:: CHALLENGE ::
Reproduce all entries precisely, down to the last character.

:: Items listed in a dataset ::
○ ○ ○ ○ ○

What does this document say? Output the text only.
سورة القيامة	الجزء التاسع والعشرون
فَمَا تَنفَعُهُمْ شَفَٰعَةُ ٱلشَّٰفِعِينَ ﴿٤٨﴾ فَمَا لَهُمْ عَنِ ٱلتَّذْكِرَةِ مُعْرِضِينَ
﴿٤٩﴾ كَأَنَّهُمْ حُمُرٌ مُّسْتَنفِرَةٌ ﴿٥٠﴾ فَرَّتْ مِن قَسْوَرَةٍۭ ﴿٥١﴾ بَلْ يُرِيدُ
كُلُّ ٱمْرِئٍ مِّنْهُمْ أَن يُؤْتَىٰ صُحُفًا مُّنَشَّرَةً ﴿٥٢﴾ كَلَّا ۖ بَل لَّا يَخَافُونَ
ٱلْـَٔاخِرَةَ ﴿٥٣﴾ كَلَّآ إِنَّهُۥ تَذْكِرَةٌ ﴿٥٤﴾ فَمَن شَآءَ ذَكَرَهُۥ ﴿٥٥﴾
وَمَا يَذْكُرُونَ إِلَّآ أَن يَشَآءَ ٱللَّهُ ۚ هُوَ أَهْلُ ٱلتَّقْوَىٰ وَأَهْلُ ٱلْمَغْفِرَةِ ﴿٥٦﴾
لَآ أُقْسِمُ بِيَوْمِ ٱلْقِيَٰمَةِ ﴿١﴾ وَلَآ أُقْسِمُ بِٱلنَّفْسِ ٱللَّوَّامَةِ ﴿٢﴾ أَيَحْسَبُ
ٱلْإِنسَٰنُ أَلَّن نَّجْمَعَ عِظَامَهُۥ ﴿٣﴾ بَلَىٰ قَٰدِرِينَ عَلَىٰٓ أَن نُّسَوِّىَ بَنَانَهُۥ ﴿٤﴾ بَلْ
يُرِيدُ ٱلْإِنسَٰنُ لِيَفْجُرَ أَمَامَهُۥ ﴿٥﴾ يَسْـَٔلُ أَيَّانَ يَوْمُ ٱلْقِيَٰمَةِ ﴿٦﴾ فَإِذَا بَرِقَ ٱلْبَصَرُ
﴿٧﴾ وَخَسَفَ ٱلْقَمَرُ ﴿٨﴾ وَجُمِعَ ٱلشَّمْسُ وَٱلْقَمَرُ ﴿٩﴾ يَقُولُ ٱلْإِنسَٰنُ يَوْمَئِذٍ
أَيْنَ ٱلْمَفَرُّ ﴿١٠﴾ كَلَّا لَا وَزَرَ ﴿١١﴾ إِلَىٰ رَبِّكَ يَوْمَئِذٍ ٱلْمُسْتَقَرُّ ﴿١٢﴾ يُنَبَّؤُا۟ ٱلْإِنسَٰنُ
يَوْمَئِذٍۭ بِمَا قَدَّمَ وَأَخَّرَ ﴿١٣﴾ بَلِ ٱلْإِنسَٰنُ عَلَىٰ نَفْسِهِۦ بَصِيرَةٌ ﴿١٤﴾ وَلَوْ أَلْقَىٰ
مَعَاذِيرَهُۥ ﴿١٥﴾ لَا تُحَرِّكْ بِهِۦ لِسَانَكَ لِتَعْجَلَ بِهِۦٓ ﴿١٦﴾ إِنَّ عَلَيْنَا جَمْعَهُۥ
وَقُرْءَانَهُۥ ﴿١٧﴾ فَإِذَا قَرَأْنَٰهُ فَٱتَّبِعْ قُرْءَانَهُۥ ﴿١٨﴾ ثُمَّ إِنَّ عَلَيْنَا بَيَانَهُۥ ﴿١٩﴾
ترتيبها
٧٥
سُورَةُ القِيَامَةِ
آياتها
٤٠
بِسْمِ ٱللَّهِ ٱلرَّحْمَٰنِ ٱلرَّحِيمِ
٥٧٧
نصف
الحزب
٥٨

○ ○ ○ ○ ○

:: TASK OUTPUT ::
What does this document say? Output the text only.
سورة القيامة	الجزء التاسع والعشرون
فَمَا تَنفَعُهُمْ شَفَٰعَةُ ٱلشَّٰفِعِينَ ﴿٤٨﴾ فَمَا لَهُمْ عَنِ ٱلتَّذْكِرَةِ مُعْرِضِينَ
﴿٤٩﴾ كَأَنَّهُمْ حُمُرٌ مُّسْتَنفِرَةٌ ﴿٥٠﴾ فَرَّتْ مِن قَسْوَرَةٍۭ ﴿٥١﴾ بَلْ يُرِيدُ
كُلُّ ٱمْرِئٍ مِّنْهُمْ أَن يُؤْتَىٰ صُحُفًا مُّنَشَّرَةً ﴿٥٢﴾ كَلَّا ۖ بَل لَّا يَخَافُونَ
ٱلْـَٔاخِرَةَ ﴿٥٣﴾ كَلَّآ إِنَّهُۥ تَذْكِرَةٌ ﴿٥٤﴾ فَمَن شَآءَ ذَكَرَهُۥ ﴿٥٥﴾
وَمَا يَذْكُرُونَ إِلَّآ أَن يَشَآءَ ٱللَّهُ ۚ هُوَ أَهْلُ ٱلتَّقْوَىٰ وَأَهْلُ ٱلْمَغْفِرَةِ ﴿٥٦﴾
لَآ أُقْسِمُ بِيَوْمِ ٱلْقِيَٰمَةِ ﴿١﴾ وَلَآ أُقْسِمُ بِٱلنَّفْسِ ٱللَّوَّامَةِ ﴿٢﴾ أَيَحْسَبُ
ٱلْإِنسَٰنُ أَلَّن نَّجْمَعَ عِظَامَهُۥ ﴿٣﴾ بَلَىٰ قَٰدِرِينَ عَلَىٰٓ أَن نُّسَوِّىَ بَنَانَهُۥ ﴿٤﴾ بَلْ
يُرِيدُ ٱلْإِنسَٰنُ لِيَفْجُرَ أَمَامَهُۥ ﴿٥﴾ يَسْـَٔلُ أَيَّانَ يَوْمُ ٱلْقِيَٰمَةِ ﴿٦﴾ فَإِذَا بَرِقَ ٱلْبَصَرُ
﴿٧﴾ وَخَسَفَ ٱلْقَمَرُ ﴿٨﴾ وَجُمِعَ ٱلشَّمْسُ وَٱلْقَمَرُ ﴿٩﴾ يَقُولُ ٱلْإِنسَٰنُ يَوْمَئِذٍ
أَيْنَ ٱلْمَفَرُّ ﴿١٠﴾ كَلَّا لَا وَزَرَ ﴿١١﴾ إِلَىٰ رَبِّكَ يَوْمَئِذٍ ٱلْمُسْتَقَرُّ ﴿١٢﴾ يُنَبَّؤُا۟ ٱلْإِنسَٰنُ
يَوْمَئِذٍۭ بِمَا قَدَّمَ وَأَخَّرَ ﴿١٣﴾ بَلِ ٱلْإِنسَٰنُ عَلَىٰ نَفْسِهِۦ بَصِيرَةٌ ﴿١٤﴾ وَلَوْ أَلْقَىٰ
مَعَاذِيرَهُۥ ﴿١٥﴾ لَا تُحَرِّكْ بِهِۦ لِسَانَكَ لِتَعْجَلَ بِهِۦٓ ﴿١٦﴾ إِنَّ عَلَيْنَا جَمْعَهُۥ
وَقُرْءَانَهُۥ ﴿١٧﴾ فَإِذَا قَرَأْنَٰهُ فَٱتَّبِعْ قُرْءَانَهُۥ ﴿١٨﴾ ثُمَّ إِنَّ عَلَيْنَا بَيَانَهُۥ ﴿١٩﴾
ترتيبها
٧٥
سُورَةُ القِيَامَةِ
آياتها
٤٠
بِسْمِ ٱللَّهِ ٱلرَّحْمَٰنِ ٱلرَّحِيمِ
٥٧٧
نصف
الحزب
٥٨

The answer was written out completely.